Task to carry out:
All the data should be repeated exactly. Any image in it is left out.

The input:
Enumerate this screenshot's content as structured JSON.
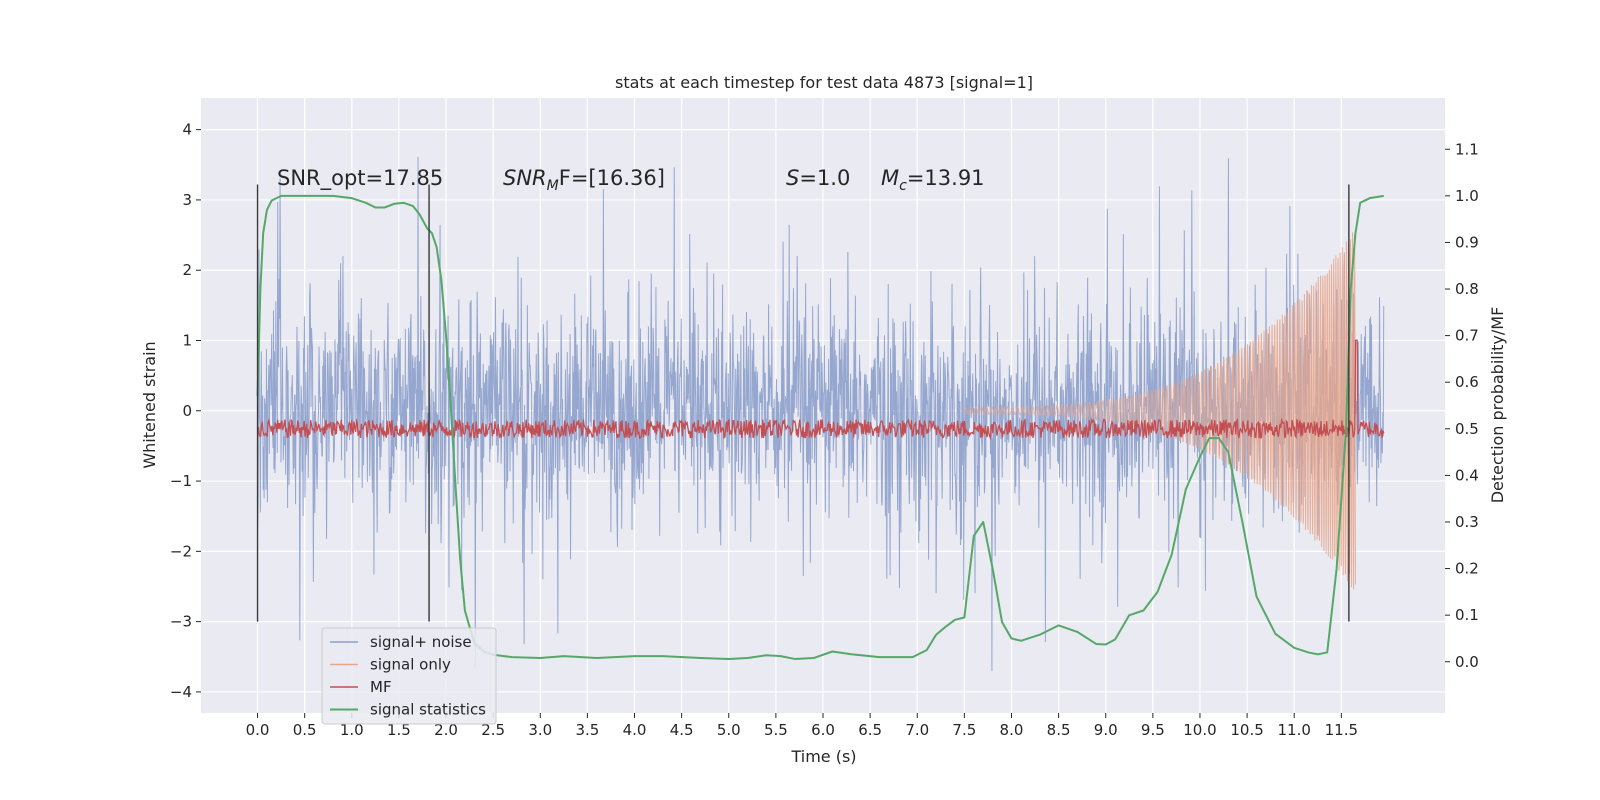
{
  "chart_data": {
    "type": "line",
    "title": "stats at each timestep for test data 4873 [signal=1]",
    "xlabel": "Time (s)",
    "ylabel": "Whitened strain",
    "y2label": "Detection probability/MF",
    "xlim": [
      -0.6,
      12.6
    ],
    "ylim": [
      -4.3,
      4.45
    ],
    "y2lim": [
      -0.11,
      1.21
    ],
    "xticks": [
      0.0,
      0.5,
      1.0,
      1.5,
      2.0,
      2.5,
      3.0,
      3.5,
      4.0,
      4.5,
      5.0,
      5.5,
      6.0,
      6.5,
      7.0,
      7.5,
      8.0,
      8.5,
      9.0,
      9.5,
      10.0,
      10.5,
      11.0,
      11.5
    ],
    "xtick_labels": [
      "0.0",
      "0.5",
      "1.0",
      "1.5",
      "2.0",
      "2.5",
      "3.0",
      "3.5",
      "4.0",
      "4.5",
      "5.0",
      "5.5",
      "6.0",
      "6.5",
      "7.0",
      "7.5",
      "8.0",
      "8.5",
      "9.0",
      "9.5",
      "10.0",
      "10.5",
      "11.0",
      "11.5"
    ],
    "yticks": [
      4,
      3,
      2,
      1,
      0,
      -1,
      -2,
      -3,
      -4
    ],
    "ytick_labels": [
      "4",
      "3",
      "2",
      "1",
      "0",
      "−1",
      "−2",
      "−3",
      "−4"
    ],
    "y2ticks": [
      1.1,
      1.0,
      0.9,
      0.8,
      0.7,
      0.6,
      0.5,
      0.4,
      0.3,
      0.2,
      0.1,
      0.0
    ],
    "y2tick_labels": [
      "1.1",
      "1.0",
      "0.9",
      "0.8",
      "0.7",
      "0.6",
      "0.5",
      "0.4",
      "0.3",
      "0.2",
      "0.1",
      "0.0"
    ],
    "grid": true,
    "legend_position": "lower-left",
    "annotations": {
      "snr_opt": "SNR_opt=17.85",
      "snr_mf_prefix": "SNR",
      "snr_mf_sub": "M",
      "snr_mf_suffix": "F=[16.36]",
      "s_italic": "S",
      "s_value": "=1.0",
      "mc_italic": "M",
      "mc_sub": "c",
      "mc_value": "=13.91"
    },
    "vlines": [
      {
        "x": 0.0,
        "y_range": [
          -3.0,
          3.22
        ]
      },
      {
        "x": 1.82,
        "y_range": [
          -3.0,
          3.22
        ]
      },
      {
        "x": 11.58,
        "y_range": [
          -3.0,
          3.22
        ]
      }
    ],
    "series": [
      {
        "name": "signal+ noise",
        "color": "#8da0cb",
        "axis": "left",
        "description_range": [
          0.0,
          11.95
        ],
        "envelope": {
          "typical": 1.35,
          "peak": 3.3
        }
      },
      {
        "name": "signal only",
        "color": "#e8a58a",
        "axis": "left",
        "chirp": {
          "start": 7.5,
          "end": 11.65,
          "amp_start": 0.05,
          "amp_end": 2.6
        }
      },
      {
        "name": "MF",
        "color": "#c44e52",
        "axis": "right",
        "baseline": 0.5,
        "jitter": 0.02,
        "spike": {
          "x": 11.66,
          "y": 0.69
        }
      },
      {
        "name": "signal statistics",
        "color": "#55a868",
        "axis": "right",
        "x": [
          0.0,
          0.03,
          0.06,
          0.1,
          0.15,
          0.25,
          0.4,
          0.6,
          0.8,
          1.0,
          1.15,
          1.25,
          1.35,
          1.45,
          1.55,
          1.65,
          1.72,
          1.8,
          1.85,
          1.9,
          1.95,
          2.0,
          2.05,
          2.1,
          2.15,
          2.2,
          2.3,
          2.4,
          2.5,
          2.7,
          3.0,
          3.25,
          3.6,
          4.0,
          4.3,
          4.7,
          5.0,
          5.2,
          5.4,
          5.55,
          5.7,
          5.9,
          6.1,
          6.3,
          6.6,
          6.8,
          6.95,
          7.1,
          7.2,
          7.3,
          7.4,
          7.5,
          7.6,
          7.7,
          7.8,
          7.9,
          8.0,
          8.1,
          8.3,
          8.5,
          8.7,
          8.9,
          9.0,
          9.1,
          9.25,
          9.4,
          9.55,
          9.7,
          9.85,
          10.0,
          10.1,
          10.2,
          10.3,
          10.45,
          10.6,
          10.8,
          11.0,
          11.15,
          11.25,
          11.35,
          11.45,
          11.55,
          11.6,
          11.65,
          11.7,
          11.8,
          11.95
        ],
        "y": [
          0.57,
          0.8,
          0.92,
          0.97,
          0.99,
          1.0,
          1.0,
          1.0,
          1.0,
          0.995,
          0.985,
          0.975,
          0.975,
          0.983,
          0.985,
          0.978,
          0.96,
          0.93,
          0.92,
          0.89,
          0.82,
          0.7,
          0.55,
          0.38,
          0.22,
          0.11,
          0.04,
          0.022,
          0.015,
          0.01,
          0.008,
          0.012,
          0.008,
          0.012,
          0.012,
          0.008,
          0.006,
          0.008,
          0.014,
          0.012,
          0.006,
          0.008,
          0.022,
          0.016,
          0.01,
          0.01,
          0.01,
          0.025,
          0.058,
          0.075,
          0.09,
          0.095,
          0.27,
          0.3,
          0.2,
          0.085,
          0.05,
          0.045,
          0.058,
          0.078,
          0.064,
          0.038,
          0.037,
          0.048,
          0.1,
          0.11,
          0.15,
          0.23,
          0.37,
          0.44,
          0.48,
          0.48,
          0.45,
          0.3,
          0.14,
          0.06,
          0.03,
          0.02,
          0.016,
          0.02,
          0.2,
          0.5,
          0.8,
          0.92,
          0.985,
          0.995,
          1.0
        ]
      }
    ]
  }
}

Correct response:
Enumerate this screenshot's content as structured JSON.
{
  "chart_data": {
    "type": "line",
    "title": "stats at each timestep for test data 4873 [signal=1]",
    "xlabel": "Time (s)",
    "ylabel": "Whitened strain",
    "y2label": "Detection probability/MF",
    "xlim": [
      -0.6,
      12.6
    ],
    "ylim": [
      -4.3,
      4.45
    ],
    "y2lim": [
      -0.11,
      1.21
    ],
    "xticks": [
      0.0,
      0.5,
      1.0,
      1.5,
      2.0,
      2.5,
      3.0,
      3.5,
      4.0,
      4.5,
      5.0,
      5.5,
      6.0,
      6.5,
      7.0,
      7.5,
      8.0,
      8.5,
      9.0,
      9.5,
      10.0,
      10.5,
      11.0,
      11.5
    ],
    "xtick_labels": [
      "0.0",
      "0.5",
      "1.0",
      "1.5",
      "2.0",
      "2.5",
      "3.0",
      "3.5",
      "4.0",
      "4.5",
      "5.0",
      "5.5",
      "6.0",
      "6.5",
      "7.0",
      "7.5",
      "8.0",
      "8.5",
      "9.0",
      "9.5",
      "10.0",
      "10.5",
      "11.0",
      "11.5"
    ],
    "yticks": [
      4,
      3,
      2,
      1,
      0,
      -1,
      -2,
      -3,
      -4
    ],
    "ytick_labels": [
      "4",
      "3",
      "2",
      "1",
      "0",
      "−1",
      "−2",
      "−3",
      "−4"
    ],
    "y2ticks": [
      1.1,
      1.0,
      0.9,
      0.8,
      0.7,
      0.6,
      0.5,
      0.4,
      0.3,
      0.2,
      0.1,
      0.0
    ],
    "y2tick_labels": [
      "1.1",
      "1.0",
      "0.9",
      "0.8",
      "0.7",
      "0.6",
      "0.5",
      "0.4",
      "0.3",
      "0.2",
      "0.1",
      "0.0"
    ],
    "grid": true,
    "legend_position": "lower-left",
    "annotations": {
      "snr_opt": "SNR_opt=17.85",
      "snr_mf_prefix": "SNR",
      "snr_mf_sub": "M",
      "snr_mf_suffix": "F=[16.36]",
      "s_italic": "S",
      "s_value": "=1.0",
      "mc_italic": "M",
      "mc_sub": "c",
      "mc_value": "=13.91"
    },
    "vlines": [
      {
        "x": 0.0,
        "y_range": [
          -3.0,
          3.22
        ]
      },
      {
        "x": 1.82,
        "y_range": [
          -3.0,
          3.22
        ]
      },
      {
        "x": 11.58,
        "y_range": [
          -3.0,
          3.22
        ]
      }
    ],
    "series": [
      {
        "name": "signal+ noise",
        "color": "#8da0cb",
        "axis": "left",
        "description_range": [
          0.0,
          11.95
        ],
        "envelope": {
          "typical": 1.35,
          "peak": 3.3
        }
      },
      {
        "name": "signal only",
        "color": "#e8a58a",
        "axis": "left",
        "chirp": {
          "start": 7.5,
          "end": 11.65,
          "amp_start": 0.05,
          "amp_end": 2.6
        }
      },
      {
        "name": "MF",
        "color": "#c44e52",
        "axis": "right",
        "baseline": 0.5,
        "jitter": 0.02,
        "spike": {
          "x": 11.66,
          "y": 0.69
        }
      },
      {
        "name": "signal statistics",
        "color": "#55a868",
        "axis": "right",
        "x": [
          0.0,
          0.03,
          0.06,
          0.1,
          0.15,
          0.25,
          0.4,
          0.6,
          0.8,
          1.0,
          1.15,
          1.25,
          1.35,
          1.45,
          1.55,
          1.65,
          1.72,
          1.8,
          1.85,
          1.9,
          1.95,
          2.0,
          2.05,
          2.1,
          2.15,
          2.2,
          2.3,
          2.4,
          2.5,
          2.7,
          3.0,
          3.25,
          3.6,
          4.0,
          4.3,
          4.7,
          5.0,
          5.2,
          5.4,
          5.55,
          5.7,
          5.9,
          6.1,
          6.3,
          6.6,
          6.8,
          6.95,
          7.1,
          7.2,
          7.3,
          7.4,
          7.5,
          7.6,
          7.7,
          7.8,
          7.9,
          8.0,
          8.1,
          8.3,
          8.5,
          8.7,
          8.9,
          9.0,
          9.1,
          9.25,
          9.4,
          9.55,
          9.7,
          9.85,
          10.0,
          10.1,
          10.2,
          10.3,
          10.45,
          10.6,
          10.8,
          11.0,
          11.15,
          11.25,
          11.35,
          11.45,
          11.55,
          11.6,
          11.65,
          11.7,
          11.8,
          11.95
        ],
        "y": [
          0.57,
          0.8,
          0.92,
          0.97,
          0.99,
          1.0,
          1.0,
          1.0,
          1.0,
          0.995,
          0.985,
          0.975,
          0.975,
          0.983,
          0.985,
          0.978,
          0.96,
          0.93,
          0.92,
          0.89,
          0.82,
          0.7,
          0.55,
          0.38,
          0.22,
          0.11,
          0.04,
          0.022,
          0.015,
          0.01,
          0.008,
          0.012,
          0.008,
          0.012,
          0.012,
          0.008,
          0.006,
          0.008,
          0.014,
          0.012,
          0.006,
          0.008,
          0.022,
          0.016,
          0.01,
          0.01,
          0.01,
          0.025,
          0.058,
          0.075,
          0.09,
          0.095,
          0.27,
          0.3,
          0.2,
          0.085,
          0.05,
          0.045,
          0.058,
          0.078,
          0.064,
          0.038,
          0.037,
          0.048,
          0.1,
          0.11,
          0.15,
          0.23,
          0.37,
          0.44,
          0.48,
          0.48,
          0.45,
          0.3,
          0.14,
          0.06,
          0.03,
          0.02,
          0.016,
          0.02,
          0.2,
          0.5,
          0.8,
          0.92,
          0.985,
          0.995,
          1.0
        ]
      }
    ]
  }
}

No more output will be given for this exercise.